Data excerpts
%%

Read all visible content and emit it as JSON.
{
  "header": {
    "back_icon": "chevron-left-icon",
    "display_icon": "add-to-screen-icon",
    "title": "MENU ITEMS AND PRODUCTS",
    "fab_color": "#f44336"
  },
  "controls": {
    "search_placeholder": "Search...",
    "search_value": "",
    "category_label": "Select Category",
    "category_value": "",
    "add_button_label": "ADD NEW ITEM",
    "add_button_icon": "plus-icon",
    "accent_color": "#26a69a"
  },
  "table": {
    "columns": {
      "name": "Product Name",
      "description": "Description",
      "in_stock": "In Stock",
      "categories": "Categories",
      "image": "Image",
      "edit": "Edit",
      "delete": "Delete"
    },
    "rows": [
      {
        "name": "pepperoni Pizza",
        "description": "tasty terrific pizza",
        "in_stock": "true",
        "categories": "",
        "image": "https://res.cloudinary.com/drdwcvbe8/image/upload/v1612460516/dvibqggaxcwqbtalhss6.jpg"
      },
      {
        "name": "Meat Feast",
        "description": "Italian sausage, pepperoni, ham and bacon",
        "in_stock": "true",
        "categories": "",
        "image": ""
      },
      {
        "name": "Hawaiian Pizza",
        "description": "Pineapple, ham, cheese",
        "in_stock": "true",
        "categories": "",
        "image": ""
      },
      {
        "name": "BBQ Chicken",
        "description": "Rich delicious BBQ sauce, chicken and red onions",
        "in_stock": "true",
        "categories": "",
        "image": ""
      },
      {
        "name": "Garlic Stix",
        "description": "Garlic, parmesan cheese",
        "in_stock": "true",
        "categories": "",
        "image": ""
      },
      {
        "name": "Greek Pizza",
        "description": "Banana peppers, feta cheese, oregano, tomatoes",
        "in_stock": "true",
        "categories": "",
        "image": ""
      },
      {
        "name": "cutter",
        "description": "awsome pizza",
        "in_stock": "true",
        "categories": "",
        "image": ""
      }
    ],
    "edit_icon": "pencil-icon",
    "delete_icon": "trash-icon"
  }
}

%%

Description of the task — Produce an exact copy of the whole listing.

Answer to this task —
Read all visible content and emit it as JSON.
{
  "header": {
    "back_icon": "chevron-left-icon",
    "display_icon": "add-to-screen-icon",
    "title": "MENU ITEMS AND PRODUCTS",
    "fab_color": "#f44336"
  },
  "controls": {
    "search_placeholder": "Search...",
    "search_value": "",
    "category_label": "Select Category",
    "category_value": "",
    "add_button_label": "ADD NEW ITEM",
    "add_button_icon": "plus-icon",
    "accent_color": "#26a69a"
  },
  "table": {
    "columns": {
      "name": "Product Name",
      "description": "Description",
      "in_stock": "In Stock",
      "categories": "Categories",
      "image": "Image",
      "edit": "Edit",
      "delete": "Delete"
    },
    "rows": [
      {
        "name": "pepperoni Pizza",
        "description": "tasty terrific pizza",
        "in_stock": "true",
        "categories": "",
        "image": "https://res.cloudinary.com/drdwcvbe8/image/upload/v1612460516/dvibqggaxcwqbtalhss6.jpg"
      },
      {
        "name": "Meat Feast",
        "description": "Italian sausage, pepperoni, ham and bacon",
        "in_stock": "true",
        "categories": "",
        "image": ""
      },
      {
        "name": "Hawaiian Pizza",
        "description": "Pineapple, ham, cheese",
        "in_stock": "true",
        "categories": "",
        "image": ""
      },
      {
        "name": "BBQ Chicken",
        "description": "Rich delicious BBQ sauce, chicken and red onions",
        "in_stock": "true",
        "categories": "",
        "image": ""
      },
      {
        "name": "Garlic Stix",
        "description": "Garlic, parmesan cheese",
        "in_stock": "true",
        "categories": "",
        "image": ""
      },
      {
        "name": "Greek Pizza",
        "description": "Banana peppers, feta cheese, oregano, tomatoes",
        "in_stock": "true",
        "categories": "",
        "image": ""
      },
      {
        "name": "cutter",
        "description": "awsome pizza",
        "in_stock": "true",
        "categories": "",
        "image": ""
      }
    ],
    "edit_icon": "pencil-icon",
    "delete_icon": "trash-icon"
  }
}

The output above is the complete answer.